**FRAGMENTO DE TEXTO**.
Un fantasma recorre las democracias del mundo: el fantasma de la polarización. A diario, y como pan caliente, se venden libros tratando de descifrar sus causas o formulando remedios para vencerla. Preguntas y alegaciones semejantes llenan las páginas de periódicos de las más diversas líneas editoriales. En tiempos de elecciones, políticos provenientes de todas las orillas prometen ser quienes finalmente erradicarán la polarización y reunificarán a su patria. No cabe duda: la guerra contra la polarización está declarada. Pero me temo que se la hemos declarado al enemigo equivocado.
La polarización es, en líneas generales, un fenómeno que se refiere a la división de una sociedad en diversos polos. Pero las sociedades no juzgan las cosas como buenas o malas en sí mismas, sino de acuerdo con qué tanto se parecen a los ideales a los que aspiran. Así nos es más fácil entender que la polarización ha sido satanizada —y no hay padre que le dé la confesión— precisamente por ir en contravía de ese ideal de sociedad unificada al que tanto aspiramos. Pero es con esta aspiración que cometimos el primer error. Creímos que en la unificación estaría el paraíso, pero resultó siendo, más bien, nuestro pecado original.

**CONTENIDO DEL CONJUNTO**.

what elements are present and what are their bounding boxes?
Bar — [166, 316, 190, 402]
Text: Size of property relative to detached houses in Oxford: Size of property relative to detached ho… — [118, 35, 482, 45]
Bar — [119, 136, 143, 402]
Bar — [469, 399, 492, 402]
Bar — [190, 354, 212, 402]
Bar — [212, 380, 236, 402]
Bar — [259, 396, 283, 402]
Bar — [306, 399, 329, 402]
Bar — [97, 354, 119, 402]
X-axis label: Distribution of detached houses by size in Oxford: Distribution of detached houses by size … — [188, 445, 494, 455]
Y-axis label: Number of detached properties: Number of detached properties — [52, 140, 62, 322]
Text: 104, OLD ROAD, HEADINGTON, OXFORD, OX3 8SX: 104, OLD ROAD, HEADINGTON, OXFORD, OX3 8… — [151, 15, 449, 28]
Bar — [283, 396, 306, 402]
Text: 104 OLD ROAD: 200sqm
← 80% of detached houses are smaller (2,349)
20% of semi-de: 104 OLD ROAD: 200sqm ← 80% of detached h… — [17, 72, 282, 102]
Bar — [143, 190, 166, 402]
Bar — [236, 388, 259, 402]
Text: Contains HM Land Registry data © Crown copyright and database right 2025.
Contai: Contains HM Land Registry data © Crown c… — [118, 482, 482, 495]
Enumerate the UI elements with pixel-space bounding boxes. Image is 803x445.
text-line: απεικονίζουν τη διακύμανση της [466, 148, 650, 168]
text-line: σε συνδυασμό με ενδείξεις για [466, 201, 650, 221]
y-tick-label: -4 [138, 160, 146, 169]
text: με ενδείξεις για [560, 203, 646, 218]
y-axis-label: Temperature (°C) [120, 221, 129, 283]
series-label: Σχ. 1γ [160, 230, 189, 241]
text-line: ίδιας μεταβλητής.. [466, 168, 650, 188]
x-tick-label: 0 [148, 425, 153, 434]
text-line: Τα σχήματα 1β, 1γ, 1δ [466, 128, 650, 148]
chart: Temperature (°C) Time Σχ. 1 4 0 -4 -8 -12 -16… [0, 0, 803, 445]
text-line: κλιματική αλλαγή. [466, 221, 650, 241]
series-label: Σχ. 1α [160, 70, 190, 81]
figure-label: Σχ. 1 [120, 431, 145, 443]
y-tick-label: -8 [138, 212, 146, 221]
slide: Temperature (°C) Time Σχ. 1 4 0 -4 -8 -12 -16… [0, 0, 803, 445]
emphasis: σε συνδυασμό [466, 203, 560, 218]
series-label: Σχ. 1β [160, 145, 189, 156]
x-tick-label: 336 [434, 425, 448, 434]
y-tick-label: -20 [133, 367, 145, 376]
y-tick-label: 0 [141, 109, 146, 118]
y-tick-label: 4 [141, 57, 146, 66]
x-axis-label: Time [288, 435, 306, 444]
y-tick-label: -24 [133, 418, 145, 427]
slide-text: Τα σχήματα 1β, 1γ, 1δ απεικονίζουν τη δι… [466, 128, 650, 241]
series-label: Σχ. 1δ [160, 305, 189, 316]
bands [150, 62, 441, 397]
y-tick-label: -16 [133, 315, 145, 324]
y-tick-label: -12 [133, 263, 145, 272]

**TAREAS**.
a – ¿Qué prometen los políticos en tiempos de elecciones, según el texto sobre la polarización?
b – Actualiza el texto sobre la polarización: reproduce el fragmento que comienza en "Un fantasma recorre" y termina en "al enemigo equivocado.", con "políticos" sustituido por "dirigentes".

**RESULTADOS POR TAREA**.
a – Prometen ser quienes finalmente erradicarán la polarización y reunificarán a su patria.

b –
Un fantasma recorre las democracias del mundo: el fantasma de la polarización. A diario, y como pan caliente, se venden libros tratando de descifrar sus causas o formulando remedios para vencerla. Preguntas y alegaciones semejantes llenan las páginas de periódicos de las más diversas líneas editoriales. En tiempos de elecciones, dirigentes provenientes de todas las orillas prometen ser quienes finalmente erradicarán la polarización y reunificarán a su patria. No cabe duda: la guerra contra la polarización está declarada. Pero me temo que se la hemos declarado al enemigo equivocado.